▶ _Directions for this task_
Drop the pictures from the entries below, then reproduce the rest exactly.

Records from a collection of figures:
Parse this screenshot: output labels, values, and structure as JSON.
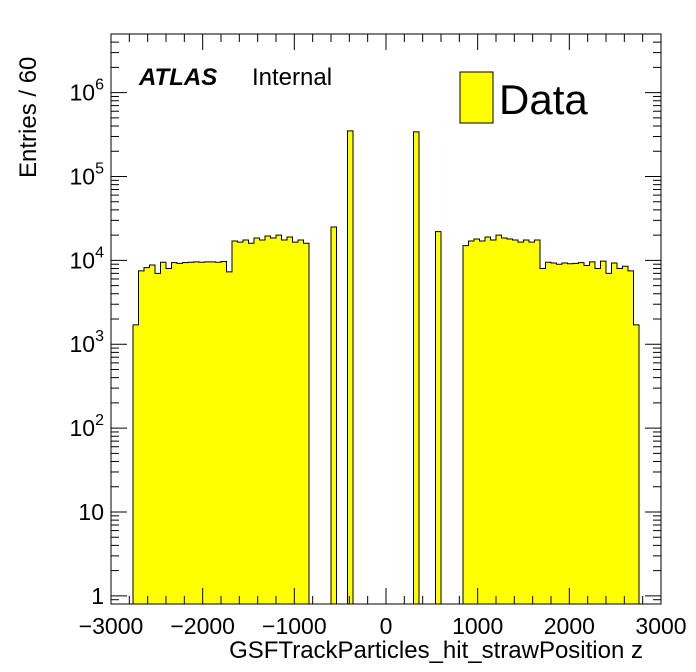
{
  "chart_data": {
    "type": "bar",
    "xlabel": "GSFTrackParticles_hit_strawPosition z",
    "ylabel": "Entries / 60",
    "xlim": [
      -3000,
      3000
    ],
    "ylim": [
      0.8,
      5000000
    ],
    "yscale": "log",
    "bin_width": 60,
    "x_ticks": [
      -3000,
      -2000,
      -1000,
      0,
      1000,
      2000,
      3000
    ],
    "x_tick_labels": [
      "−3000",
      "−2000",
      "−1000",
      "0",
      "1000",
      "2000",
      "3000"
    ],
    "y_ticks": [
      {
        "value": 1,
        "base": "1",
        "exp": ""
      },
      {
        "value": 10,
        "base": "10",
        "exp": ""
      },
      {
        "value": 100,
        "base": "10",
        "exp": "2"
      },
      {
        "value": 1000,
        "base": "10",
        "exp": "3"
      },
      {
        "value": 10000,
        "base": "10",
        "exp": "4"
      },
      {
        "value": 100000,
        "base": "10",
        "exp": "5"
      },
      {
        "value": 1000000,
        "base": "10",
        "exp": "6"
      }
    ],
    "legend": {
      "label": "Data",
      "position": "top-right"
    },
    "annotations": {
      "atlas": "ATLAS",
      "status": "Internal"
    },
    "colors": {
      "fill": "#ffff00",
      "line": "#000000"
    },
    "bins": [
      {
        "x0": -2760,
        "x1": -2700,
        "y": 1700
      },
      {
        "x0": -2700,
        "x1": -2640,
        "y": 7500
      },
      {
        "x0": -2640,
        "x1": -2580,
        "y": 8200
      },
      {
        "x0": -2580,
        "x1": -2520,
        "y": 8800
      },
      {
        "x0": -2520,
        "x1": -2460,
        "y": 7000
      },
      {
        "x0": -2460,
        "x1": -2400,
        "y": 9500
      },
      {
        "x0": -2400,
        "x1": -2340,
        "y": 8000
      },
      {
        "x0": -2340,
        "x1": -2280,
        "y": 9400
      },
      {
        "x0": -2280,
        "x1": -2220,
        "y": 9200
      },
      {
        "x0": -2220,
        "x1": -2160,
        "y": 9400
      },
      {
        "x0": -2160,
        "x1": -2100,
        "y": 9500
      },
      {
        "x0": -2100,
        "x1": -2040,
        "y": 9600
      },
      {
        "x0": -2040,
        "x1": -1980,
        "y": 9500
      },
      {
        "x0": -1980,
        "x1": -1920,
        "y": 9600
      },
      {
        "x0": -1920,
        "x1": -1860,
        "y": 9600
      },
      {
        "x0": -1860,
        "x1": -1800,
        "y": 9500
      },
      {
        "x0": -1800,
        "x1": -1740,
        "y": 9700
      },
      {
        "x0": -1740,
        "x1": -1680,
        "y": 7300
      },
      {
        "x0": -1680,
        "x1": -1620,
        "y": 17000
      },
      {
        "x0": -1620,
        "x1": -1560,
        "y": 16500
      },
      {
        "x0": -1560,
        "x1": -1500,
        "y": 17500
      },
      {
        "x0": -1500,
        "x1": -1440,
        "y": 16000
      },
      {
        "x0": -1440,
        "x1": -1380,
        "y": 18500
      },
      {
        "x0": -1380,
        "x1": -1320,
        "y": 17500
      },
      {
        "x0": -1320,
        "x1": -1260,
        "y": 19500
      },
      {
        "x0": -1260,
        "x1": -1200,
        "y": 18500
      },
      {
        "x0": -1200,
        "x1": -1140,
        "y": 20000
      },
      {
        "x0": -1140,
        "x1": -1080,
        "y": 17500
      },
      {
        "x0": -1080,
        "x1": -1020,
        "y": 19000
      },
      {
        "x0": -1020,
        "x1": -960,
        "y": 16500
      },
      {
        "x0": -960,
        "x1": -900,
        "y": 17500
      },
      {
        "x0": -900,
        "x1": -840,
        "y": 16000
      },
      {
        "x0": -600,
        "x1": -540,
        "y": 25000
      },
      {
        "x0": -420,
        "x1": -360,
        "y": 350000
      },
      {
        "x0": 300,
        "x1": 360,
        "y": 340000
      },
      {
        "x0": 540,
        "x1": 600,
        "y": 22000
      },
      {
        "x0": 840,
        "x1": 900,
        "y": 15000
      },
      {
        "x0": 900,
        "x1": 960,
        "y": 17000
      },
      {
        "x0": 960,
        "x1": 1020,
        "y": 18000
      },
      {
        "x0": 1020,
        "x1": 1080,
        "y": 17000
      },
      {
        "x0": 1080,
        "x1": 1140,
        "y": 19000
      },
      {
        "x0": 1140,
        "x1": 1200,
        "y": 17500
      },
      {
        "x0": 1200,
        "x1": 1260,
        "y": 20000
      },
      {
        "x0": 1260,
        "x1": 1320,
        "y": 18500
      },
      {
        "x0": 1320,
        "x1": 1380,
        "y": 18000
      },
      {
        "x0": 1380,
        "x1": 1440,
        "y": 17500
      },
      {
        "x0": 1440,
        "x1": 1500,
        "y": 16500
      },
      {
        "x0": 1500,
        "x1": 1560,
        "y": 17500
      },
      {
        "x0": 1560,
        "x1": 1620,
        "y": 16500
      },
      {
        "x0": 1620,
        "x1": 1680,
        "y": 17500
      },
      {
        "x0": 1680,
        "x1": 1740,
        "y": 8000
      },
      {
        "x0": 1740,
        "x1": 1800,
        "y": 9500
      },
      {
        "x0": 1800,
        "x1": 1860,
        "y": 9300
      },
      {
        "x0": 1860,
        "x1": 1920,
        "y": 9000
      },
      {
        "x0": 1920,
        "x1": 1980,
        "y": 9300
      },
      {
        "x0": 1980,
        "x1": 2040,
        "y": 9100
      },
      {
        "x0": 2040,
        "x1": 2100,
        "y": 9200
      },
      {
        "x0": 2100,
        "x1": 2160,
        "y": 9400
      },
      {
        "x0": 2160,
        "x1": 2220,
        "y": 8700
      },
      {
        "x0": 2220,
        "x1": 2280,
        "y": 9600
      },
      {
        "x0": 2280,
        "x1": 2340,
        "y": 8000
      },
      {
        "x0": 2340,
        "x1": 2400,
        "y": 9800
      },
      {
        "x0": 2400,
        "x1": 2460,
        "y": 7000
      },
      {
        "x0": 2460,
        "x1": 2520,
        "y": 9300
      },
      {
        "x0": 2520,
        "x1": 2580,
        "y": 8000
      },
      {
        "x0": 2580,
        "x1": 2640,
        "y": 8500
      },
      {
        "x0": 2640,
        "x1": 2700,
        "y": 7500
      },
      {
        "x0": 2700,
        "x1": 2760,
        "y": 1700
      }
    ]
  }
}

▶ _Output below_
Parse this screenshot: output labels, values, and structure as JSON.
{
  "chart_data": {
    "type": "bar",
    "xlabel": "GSFTrackParticles_hit_strawPosition z",
    "ylabel": "Entries / 60",
    "xlim": [
      -3000,
      3000
    ],
    "ylim": [
      0.8,
      5000000
    ],
    "yscale": "log",
    "bin_width": 60,
    "x_ticks": [
      -3000,
      -2000,
      -1000,
      0,
      1000,
      2000,
      3000
    ],
    "x_tick_labels": [
      "−3000",
      "−2000",
      "−1000",
      "0",
      "1000",
      "2000",
      "3000"
    ],
    "y_ticks": [
      {
        "value": 1,
        "base": "1",
        "exp": ""
      },
      {
        "value": 10,
        "base": "10",
        "exp": ""
      },
      {
        "value": 100,
        "base": "10",
        "exp": "2"
      },
      {
        "value": 1000,
        "base": "10",
        "exp": "3"
      },
      {
        "value": 10000,
        "base": "10",
        "exp": "4"
      },
      {
        "value": 100000,
        "base": "10",
        "exp": "5"
      },
      {
        "value": 1000000,
        "base": "10",
        "exp": "6"
      }
    ],
    "legend": {
      "label": "Data",
      "position": "top-right"
    },
    "annotations": {
      "atlas": "ATLAS",
      "status": "Internal"
    },
    "colors": {
      "fill": "#ffff00",
      "line": "#000000"
    },
    "bins": [
      {
        "x0": -2760,
        "x1": -2700,
        "y": 1700
      },
      {
        "x0": -2700,
        "x1": -2640,
        "y": 7500
      },
      {
        "x0": -2640,
        "x1": -2580,
        "y": 8200
      },
      {
        "x0": -2580,
        "x1": -2520,
        "y": 8800
      },
      {
        "x0": -2520,
        "x1": -2460,
        "y": 7000
      },
      {
        "x0": -2460,
        "x1": -2400,
        "y": 9500
      },
      {
        "x0": -2400,
        "x1": -2340,
        "y": 8000
      },
      {
        "x0": -2340,
        "x1": -2280,
        "y": 9400
      },
      {
        "x0": -2280,
        "x1": -2220,
        "y": 9200
      },
      {
        "x0": -2220,
        "x1": -2160,
        "y": 9400
      },
      {
        "x0": -2160,
        "x1": -2100,
        "y": 9500
      },
      {
        "x0": -2100,
        "x1": -2040,
        "y": 9600
      },
      {
        "x0": -2040,
        "x1": -1980,
        "y": 9500
      },
      {
        "x0": -1980,
        "x1": -1920,
        "y": 9600
      },
      {
        "x0": -1920,
        "x1": -1860,
        "y": 9600
      },
      {
        "x0": -1860,
        "x1": -1800,
        "y": 9500
      },
      {
        "x0": -1800,
        "x1": -1740,
        "y": 9700
      },
      {
        "x0": -1740,
        "x1": -1680,
        "y": 7300
      },
      {
        "x0": -1680,
        "x1": -1620,
        "y": 17000
      },
      {
        "x0": -1620,
        "x1": -1560,
        "y": 16500
      },
      {
        "x0": -1560,
        "x1": -1500,
        "y": 17500
      },
      {
        "x0": -1500,
        "x1": -1440,
        "y": 16000
      },
      {
        "x0": -1440,
        "x1": -1380,
        "y": 18500
      },
      {
        "x0": -1380,
        "x1": -1320,
        "y": 17500
      },
      {
        "x0": -1320,
        "x1": -1260,
        "y": 19500
      },
      {
        "x0": -1260,
        "x1": -1200,
        "y": 18500
      },
      {
        "x0": -1200,
        "x1": -1140,
        "y": 20000
      },
      {
        "x0": -1140,
        "x1": -1080,
        "y": 17500
      },
      {
        "x0": -1080,
        "x1": -1020,
        "y": 19000
      },
      {
        "x0": -1020,
        "x1": -960,
        "y": 16500
      },
      {
        "x0": -960,
        "x1": -900,
        "y": 17500
      },
      {
        "x0": -900,
        "x1": -840,
        "y": 16000
      },
      {
        "x0": -600,
        "x1": -540,
        "y": 25000
      },
      {
        "x0": -420,
        "x1": -360,
        "y": 350000
      },
      {
        "x0": 300,
        "x1": 360,
        "y": 340000
      },
      {
        "x0": 540,
        "x1": 600,
        "y": 22000
      },
      {
        "x0": 840,
        "x1": 900,
        "y": 15000
      },
      {
        "x0": 900,
        "x1": 960,
        "y": 17000
      },
      {
        "x0": 960,
        "x1": 1020,
        "y": 18000
      },
      {
        "x0": 1020,
        "x1": 1080,
        "y": 17000
      },
      {
        "x0": 1080,
        "x1": 1140,
        "y": 19000
      },
      {
        "x0": 1140,
        "x1": 1200,
        "y": 17500
      },
      {
        "x0": 1200,
        "x1": 1260,
        "y": 20000
      },
      {
        "x0": 1260,
        "x1": 1320,
        "y": 18500
      },
      {
        "x0": 1320,
        "x1": 1380,
        "y": 18000
      },
      {
        "x0": 1380,
        "x1": 1440,
        "y": 17500
      },
      {
        "x0": 1440,
        "x1": 1500,
        "y": 16500
      },
      {
        "x0": 1500,
        "x1": 1560,
        "y": 17500
      },
      {
        "x0": 1560,
        "x1": 1620,
        "y": 16500
      },
      {
        "x0": 1620,
        "x1": 1680,
        "y": 17500
      },
      {
        "x0": 1680,
        "x1": 1740,
        "y": 8000
      },
      {
        "x0": 1740,
        "x1": 1800,
        "y": 9500
      },
      {
        "x0": 1800,
        "x1": 1860,
        "y": 9300
      },
      {
        "x0": 1860,
        "x1": 1920,
        "y": 9000
      },
      {
        "x0": 1920,
        "x1": 1980,
        "y": 9300
      },
      {
        "x0": 1980,
        "x1": 2040,
        "y": 9100
      },
      {
        "x0": 2040,
        "x1": 2100,
        "y": 9200
      },
      {
        "x0": 2100,
        "x1": 2160,
        "y": 9400
      },
      {
        "x0": 2160,
        "x1": 2220,
        "y": 8700
      },
      {
        "x0": 2220,
        "x1": 2280,
        "y": 9600
      },
      {
        "x0": 2280,
        "x1": 2340,
        "y": 8000
      },
      {
        "x0": 2340,
        "x1": 2400,
        "y": 9800
      },
      {
        "x0": 2400,
        "x1": 2460,
        "y": 7000
      },
      {
        "x0": 2460,
        "x1": 2520,
        "y": 9300
      },
      {
        "x0": 2520,
        "x1": 2580,
        "y": 8000
      },
      {
        "x0": 2580,
        "x1": 2640,
        "y": 8500
      },
      {
        "x0": 2640,
        "x1": 2700,
        "y": 7500
      },
      {
        "x0": 2700,
        "x1": 2760,
        "y": 1700
      }
    ]
  }
}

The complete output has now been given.